# TASK DIRECTIONS:
Copy each line below exactly and leave the pictures out.

━━━ SUPPLIED DATA ━━━

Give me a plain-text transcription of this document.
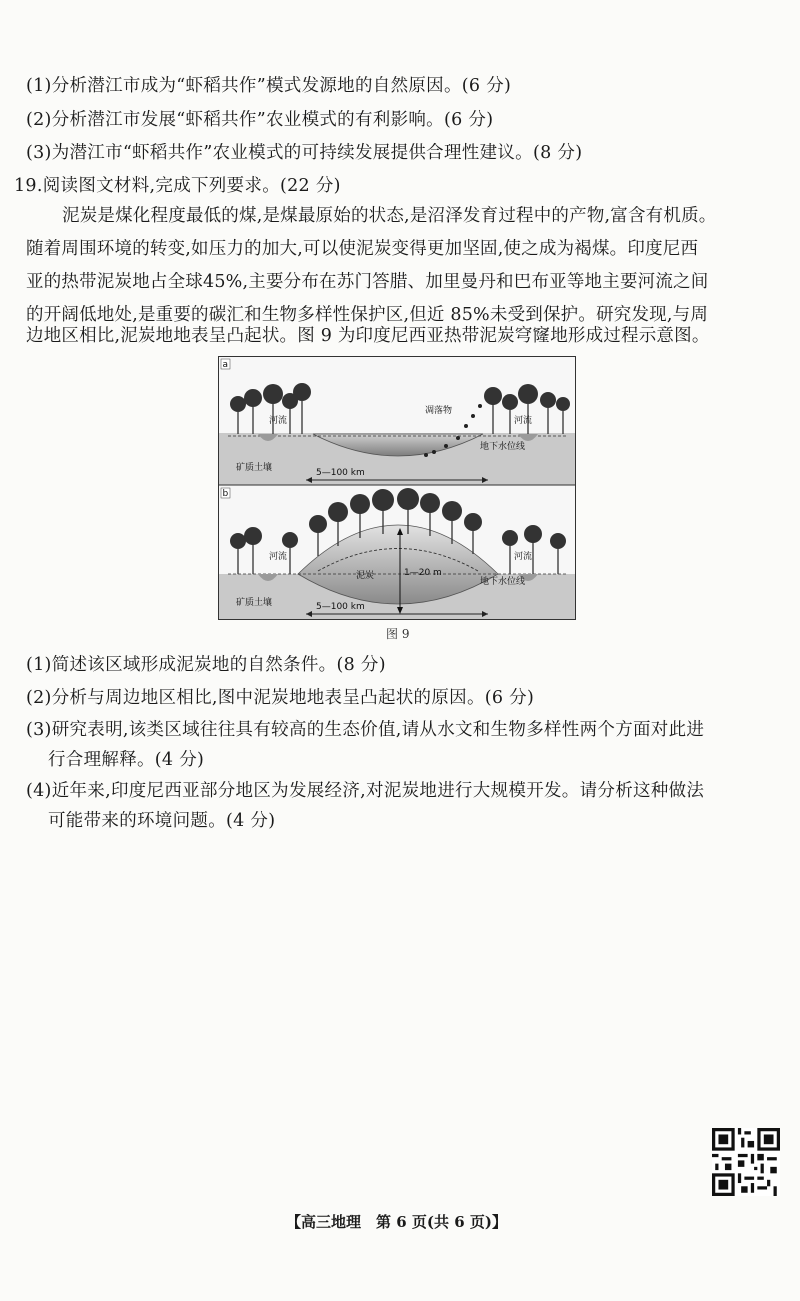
(1)分析潜江市成为“虾稻共作”模式发源地的自然原因。(6 分)
(2)分析潜江市发展“虾稻共作”农业模式的有利影响。(6 分)
(3)为潜江市“虾稻共作”农业模式的可持续发展提供合理性建议。(8 分)
19.阅读图文材料,完成下列要求。(22 分)
泥炭是煤化程度最低的煤,是煤最原始的状态,是沼泽发育过程中的产物,富含有机质。
随着周围环境的转变,如压力的加大,可以使泥炭变得更加坚固,使之成为褐煤。印度尼西
亚的热带泥炭地占全球45%,主要分布在苏门答腊、加里曼丹和巴布亚等地主要河流之间
的开阔低地处,是重要的碳汇和生物多样性保护区,但近 85%未受到保护。研究发现,与周
边地区相比,泥炭地地表呈凸起状。图 9 为印度尼西亚热带泥炭穹窿地形成过程示意图。
a
河流	河流
凋落物
地下水位线
矿质土壤	5—100 km
b
河流	河流
泥炭	1—20 m
地下水位线
矿质土壤	5—100 km
图 9
(1)简述该区域形成泥炭地的自然条件。(8 分)
(2)分析与周边地区相比,图中泥炭地地表呈凸起状的原因。(6 分)
(3)研究表明,该类区域往往具有较高的生态价值,请从水文和生物多样性两个方面对此进
行合理解释。(4 分)
(4)近年来,印度尼西亚部分地区为发展经济,对泥炭地进行大规模开发。请分析这种做法
可能带来的环境问题。(4 分)
【高三地理　第 6 页(共 6 页)】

━━━

# COMPLETED EXERCISE:
Give me a plain-text transcription of this document.
(1)分析潜江市成为“虾稻共作”模式发源地的自然原因。(6 分)
(2)分析潜江市发展“虾稻共作”农业模式的有利影响。(6 分)
(3)为潜江市“虾稻共作”农业模式的可持续发展提供合理性建议。(8 分)
19.阅读图文材料,完成下列要求。(22 分)
泥炭是煤化程度最低的煤,是煤最原始的状态,是沼泽发育过程中的产物,富含有机质。
随着周围环境的转变,如压力的加大,可以使泥炭变得更加坚固,使之成为褐煤。印度尼西
亚的热带泥炭地占全球45%,主要分布在苏门答腊、加里曼丹和巴布亚等地主要河流之间
的开阔低地处,是重要的碳汇和生物多样性保护区,但近 85%未受到保护。研究发现,与周
边地区相比,泥炭地地表呈凸起状。图 9 为印度尼西亚热带泥炭穹窿地形成过程示意图。
a
河流	河流
凋落物
地下水位线
矿质土壤	5—100 km
b
河流	河流
泥炭	1—20 m
地下水位线
矿质土壤	5—100 km
图 9
(1)简述该区域形成泥炭地的自然条件。(8 分)
(2)分析与周边地区相比,图中泥炭地地表呈凸起状的原因。(6 分)
(3)研究表明,该类区域往往具有较高的生态价值,请从水文和生物多样性两个方面对此进
行合理解释。(4 分)
(4)近年来,印度尼西亚部分地区为发展经济,对泥炭地进行大规模开发。请分析这种做法
可能带来的环境问题。(4 分)
【高三地理　第 6 页(共 6 页)】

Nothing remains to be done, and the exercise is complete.